(Collected data entries)
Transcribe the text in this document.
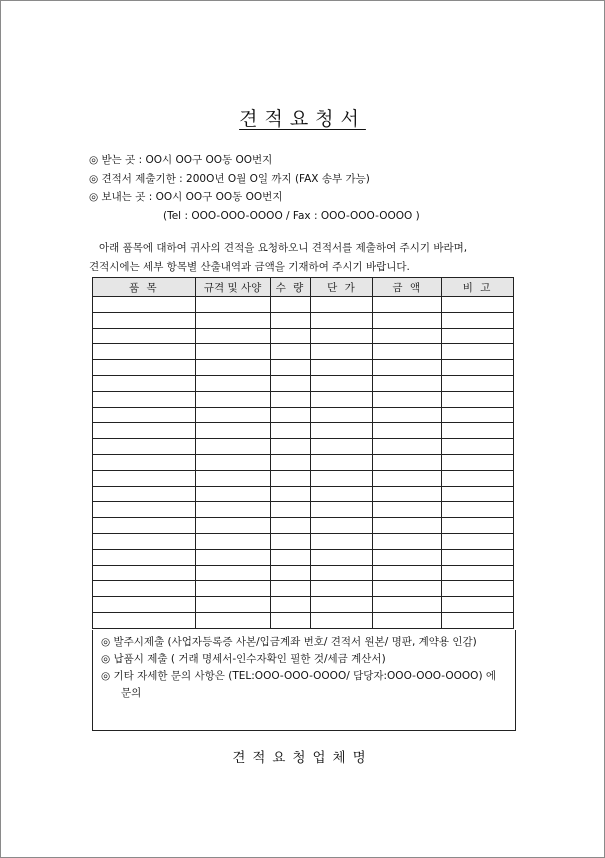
견적요청서
◎ 받는 곳 : OO시 OO구 OO동 OO번지
◎ 견적서 제출기한 : 200O년 O월 O일 까지 (FAX 송부 가능)
◎ 보내는 곳 : OO시 OO구 OO동 OO번지
(Tel : OOO-OOO-OOOO / Fax : OOO-OOO-OOOO )
아래 품목에 대하여 귀사의 견적을 요청하오니 견적서를 제출하여 주시기 바라며,
견적시에는 세부 항목별 산출내역과 금액을 기재하여 주시기 바랍니다.
품 목	규격 및 사양	수 량	단 가	금 액	비 고

◎ 발주시제출 (사업자등록증 사본/입금계좌 번호/ 견적서 원본/ 명판, 계약용 인감)
◎ 납품시 제출 ( 거래 명세서-인수자확인 필한 것/세금 계산서)
◎ 기타 자세한 문의 사항은 (TEL:OOO-OOO-OOOO/ 담당자:OOO-OOO-OOOO) 에 문의
견적요청업체명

### JOB
Leave out the pictures and copy every record above exactly.

### ANSWER TO THIS TASK
Transcribe the text in this document.
견적요청서
◎ 받는 곳 : OO시 OO구 OO동 OO번지
◎ 견적서 제출기한 : 200O년 O월 O일 까지 (FAX 송부 가능)
◎ 보내는 곳 : OO시 OO구 OO동 OO번지
(Tel : OOO-OOO-OOOO / Fax : OOO-OOO-OOOO )
아래 품목에 대하여 귀사의 견적을 요청하오니 견적서를 제출하여 주시기 바라며,
견적시에는 세부 항목별 산출내역과 금액을 기재하여 주시기 바랍니다.
품 목	규격 및 사양	수 량	단 가	금 액	비 고

◎ 발주시제출 (사업자등록증 사본/입금계좌 번호/ 견적서 원본/ 명판, 계약용 인감)
◎ 납품시 제출 ( 거래 명세서-인수자확인 필한 것/세금 계산서)
◎ 기타 자세한 문의 사항은 (TEL:OOO-OOO-OOOO/ 담당자:OOO-OOO-OOOO) 에 문의
견적요청업체명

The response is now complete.